[A run of records]
#####

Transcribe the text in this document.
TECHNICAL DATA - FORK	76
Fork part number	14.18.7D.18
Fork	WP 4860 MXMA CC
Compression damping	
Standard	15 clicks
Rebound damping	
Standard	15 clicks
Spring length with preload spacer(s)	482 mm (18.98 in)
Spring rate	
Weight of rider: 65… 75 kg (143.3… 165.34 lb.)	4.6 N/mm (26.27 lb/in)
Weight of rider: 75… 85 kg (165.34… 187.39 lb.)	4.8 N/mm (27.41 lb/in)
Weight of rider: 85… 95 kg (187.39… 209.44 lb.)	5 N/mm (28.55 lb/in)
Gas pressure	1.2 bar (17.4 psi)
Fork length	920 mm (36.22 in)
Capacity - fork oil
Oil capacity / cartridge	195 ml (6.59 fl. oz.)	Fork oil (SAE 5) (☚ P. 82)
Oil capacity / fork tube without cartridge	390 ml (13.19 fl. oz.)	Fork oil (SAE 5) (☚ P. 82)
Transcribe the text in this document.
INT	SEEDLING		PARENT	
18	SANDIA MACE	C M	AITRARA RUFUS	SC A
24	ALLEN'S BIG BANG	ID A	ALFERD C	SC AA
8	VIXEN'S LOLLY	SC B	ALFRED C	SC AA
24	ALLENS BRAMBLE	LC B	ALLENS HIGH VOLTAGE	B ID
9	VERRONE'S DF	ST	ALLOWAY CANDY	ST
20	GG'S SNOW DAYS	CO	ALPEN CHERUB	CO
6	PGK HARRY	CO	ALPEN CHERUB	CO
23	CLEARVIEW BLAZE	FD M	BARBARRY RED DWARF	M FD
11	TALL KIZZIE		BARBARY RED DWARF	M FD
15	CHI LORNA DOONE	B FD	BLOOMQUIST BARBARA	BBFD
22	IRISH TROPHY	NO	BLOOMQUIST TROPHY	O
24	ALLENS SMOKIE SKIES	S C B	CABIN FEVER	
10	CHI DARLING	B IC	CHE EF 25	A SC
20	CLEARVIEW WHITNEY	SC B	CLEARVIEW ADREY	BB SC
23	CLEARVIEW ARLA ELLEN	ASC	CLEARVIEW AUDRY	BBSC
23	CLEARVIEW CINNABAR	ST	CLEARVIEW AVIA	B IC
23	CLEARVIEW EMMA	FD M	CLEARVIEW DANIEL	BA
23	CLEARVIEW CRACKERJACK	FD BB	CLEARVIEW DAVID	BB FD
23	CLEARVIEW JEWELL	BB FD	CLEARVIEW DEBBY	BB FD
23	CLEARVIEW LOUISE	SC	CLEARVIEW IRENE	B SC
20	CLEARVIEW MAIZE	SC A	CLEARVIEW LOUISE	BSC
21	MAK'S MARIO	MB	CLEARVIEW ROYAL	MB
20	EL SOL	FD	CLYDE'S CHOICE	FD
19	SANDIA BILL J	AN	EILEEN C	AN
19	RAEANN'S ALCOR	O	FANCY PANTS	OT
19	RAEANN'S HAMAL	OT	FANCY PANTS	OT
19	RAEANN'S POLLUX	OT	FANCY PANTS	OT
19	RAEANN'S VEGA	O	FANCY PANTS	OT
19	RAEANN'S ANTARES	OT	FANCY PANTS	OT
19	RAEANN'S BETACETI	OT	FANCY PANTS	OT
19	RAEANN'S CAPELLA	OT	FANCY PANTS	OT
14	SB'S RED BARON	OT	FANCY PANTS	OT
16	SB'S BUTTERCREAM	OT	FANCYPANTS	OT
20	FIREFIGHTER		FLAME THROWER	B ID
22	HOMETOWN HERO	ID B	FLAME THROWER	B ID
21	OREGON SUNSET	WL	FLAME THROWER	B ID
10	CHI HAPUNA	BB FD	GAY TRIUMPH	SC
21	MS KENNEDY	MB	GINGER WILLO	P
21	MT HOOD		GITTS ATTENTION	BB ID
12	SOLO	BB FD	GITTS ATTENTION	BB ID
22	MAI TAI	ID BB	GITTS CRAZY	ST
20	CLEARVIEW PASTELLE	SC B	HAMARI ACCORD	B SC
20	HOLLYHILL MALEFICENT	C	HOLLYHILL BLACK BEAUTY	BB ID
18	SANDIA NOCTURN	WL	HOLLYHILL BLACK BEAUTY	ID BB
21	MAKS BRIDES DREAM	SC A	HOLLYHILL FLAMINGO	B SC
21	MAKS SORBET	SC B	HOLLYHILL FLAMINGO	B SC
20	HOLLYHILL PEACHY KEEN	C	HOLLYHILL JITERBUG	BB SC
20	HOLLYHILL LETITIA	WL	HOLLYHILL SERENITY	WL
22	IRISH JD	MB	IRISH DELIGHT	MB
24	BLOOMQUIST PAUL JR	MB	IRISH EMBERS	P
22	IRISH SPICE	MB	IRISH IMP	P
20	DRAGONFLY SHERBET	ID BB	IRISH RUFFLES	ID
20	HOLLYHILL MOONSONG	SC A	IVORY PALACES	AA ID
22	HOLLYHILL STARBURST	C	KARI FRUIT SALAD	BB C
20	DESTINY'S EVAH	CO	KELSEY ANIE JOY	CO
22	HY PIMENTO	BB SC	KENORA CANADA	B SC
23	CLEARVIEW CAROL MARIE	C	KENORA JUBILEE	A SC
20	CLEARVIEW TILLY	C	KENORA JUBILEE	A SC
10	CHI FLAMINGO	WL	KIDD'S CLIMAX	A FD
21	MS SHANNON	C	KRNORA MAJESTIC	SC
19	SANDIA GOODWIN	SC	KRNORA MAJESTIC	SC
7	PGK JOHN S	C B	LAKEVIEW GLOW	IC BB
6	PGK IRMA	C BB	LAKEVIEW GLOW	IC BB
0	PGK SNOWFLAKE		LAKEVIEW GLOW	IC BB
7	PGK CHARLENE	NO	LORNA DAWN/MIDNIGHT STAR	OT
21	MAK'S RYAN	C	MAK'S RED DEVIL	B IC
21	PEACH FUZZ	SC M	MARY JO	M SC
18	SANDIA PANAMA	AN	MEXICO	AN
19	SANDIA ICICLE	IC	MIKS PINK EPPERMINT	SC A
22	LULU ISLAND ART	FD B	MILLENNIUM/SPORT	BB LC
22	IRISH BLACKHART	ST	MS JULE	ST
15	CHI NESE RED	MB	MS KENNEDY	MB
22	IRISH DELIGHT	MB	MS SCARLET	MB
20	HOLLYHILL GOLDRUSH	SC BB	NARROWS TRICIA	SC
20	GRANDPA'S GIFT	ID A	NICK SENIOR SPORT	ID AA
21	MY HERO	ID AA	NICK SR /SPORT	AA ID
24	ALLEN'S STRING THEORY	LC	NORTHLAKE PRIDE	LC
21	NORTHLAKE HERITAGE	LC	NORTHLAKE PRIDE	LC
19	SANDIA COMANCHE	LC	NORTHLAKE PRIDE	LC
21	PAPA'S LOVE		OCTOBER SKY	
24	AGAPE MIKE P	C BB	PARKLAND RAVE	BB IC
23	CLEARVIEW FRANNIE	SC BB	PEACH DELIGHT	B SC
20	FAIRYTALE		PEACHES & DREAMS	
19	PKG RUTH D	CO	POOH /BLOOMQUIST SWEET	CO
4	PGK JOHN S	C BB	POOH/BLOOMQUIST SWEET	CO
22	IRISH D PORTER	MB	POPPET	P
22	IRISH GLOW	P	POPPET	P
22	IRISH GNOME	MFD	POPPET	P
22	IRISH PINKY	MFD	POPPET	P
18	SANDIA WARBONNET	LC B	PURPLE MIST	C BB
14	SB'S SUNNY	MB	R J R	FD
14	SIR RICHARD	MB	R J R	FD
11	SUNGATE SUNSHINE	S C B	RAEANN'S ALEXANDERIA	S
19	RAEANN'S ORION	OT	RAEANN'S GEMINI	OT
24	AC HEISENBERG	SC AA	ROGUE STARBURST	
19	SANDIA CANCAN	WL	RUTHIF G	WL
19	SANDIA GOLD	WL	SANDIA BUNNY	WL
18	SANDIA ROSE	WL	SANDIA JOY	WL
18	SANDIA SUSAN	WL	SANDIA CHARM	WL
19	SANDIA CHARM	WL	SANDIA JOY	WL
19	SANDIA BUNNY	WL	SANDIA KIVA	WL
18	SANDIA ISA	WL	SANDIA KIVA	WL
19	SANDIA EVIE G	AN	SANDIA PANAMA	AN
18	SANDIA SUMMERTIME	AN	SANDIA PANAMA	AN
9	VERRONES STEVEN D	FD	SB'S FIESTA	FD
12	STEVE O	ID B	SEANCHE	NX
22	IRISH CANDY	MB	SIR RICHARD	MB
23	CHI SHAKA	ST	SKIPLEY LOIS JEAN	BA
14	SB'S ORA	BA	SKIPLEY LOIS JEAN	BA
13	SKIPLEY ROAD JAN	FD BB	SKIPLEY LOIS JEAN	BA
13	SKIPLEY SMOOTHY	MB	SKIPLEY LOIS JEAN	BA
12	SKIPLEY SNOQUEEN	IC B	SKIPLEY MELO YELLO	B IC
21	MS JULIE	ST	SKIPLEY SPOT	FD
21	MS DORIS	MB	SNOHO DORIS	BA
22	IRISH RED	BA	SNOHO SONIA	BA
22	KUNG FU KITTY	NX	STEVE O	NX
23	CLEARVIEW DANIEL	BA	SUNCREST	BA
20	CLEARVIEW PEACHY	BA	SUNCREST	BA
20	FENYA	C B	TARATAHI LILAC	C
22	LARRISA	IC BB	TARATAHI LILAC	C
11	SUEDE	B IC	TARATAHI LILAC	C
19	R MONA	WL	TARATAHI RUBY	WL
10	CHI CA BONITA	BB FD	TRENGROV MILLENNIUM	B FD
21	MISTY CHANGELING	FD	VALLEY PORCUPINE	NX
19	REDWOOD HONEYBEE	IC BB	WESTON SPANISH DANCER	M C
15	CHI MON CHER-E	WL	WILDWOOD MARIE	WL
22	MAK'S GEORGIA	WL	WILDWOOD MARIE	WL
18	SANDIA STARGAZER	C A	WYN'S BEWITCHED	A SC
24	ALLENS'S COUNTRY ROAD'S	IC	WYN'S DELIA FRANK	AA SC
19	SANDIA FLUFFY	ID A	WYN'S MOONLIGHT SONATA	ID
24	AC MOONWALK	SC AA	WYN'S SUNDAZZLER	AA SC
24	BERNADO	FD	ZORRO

#####

**Problem:** Identify and copy the lines holding the word "PEACHY".

**Correct result:**
20	HOLLYHILL PEACHY KEEN	C	HOLLYHILL JITERBUG	BB SC
20	CLEARVIEW PEACHY	BA	SUNCREST	BA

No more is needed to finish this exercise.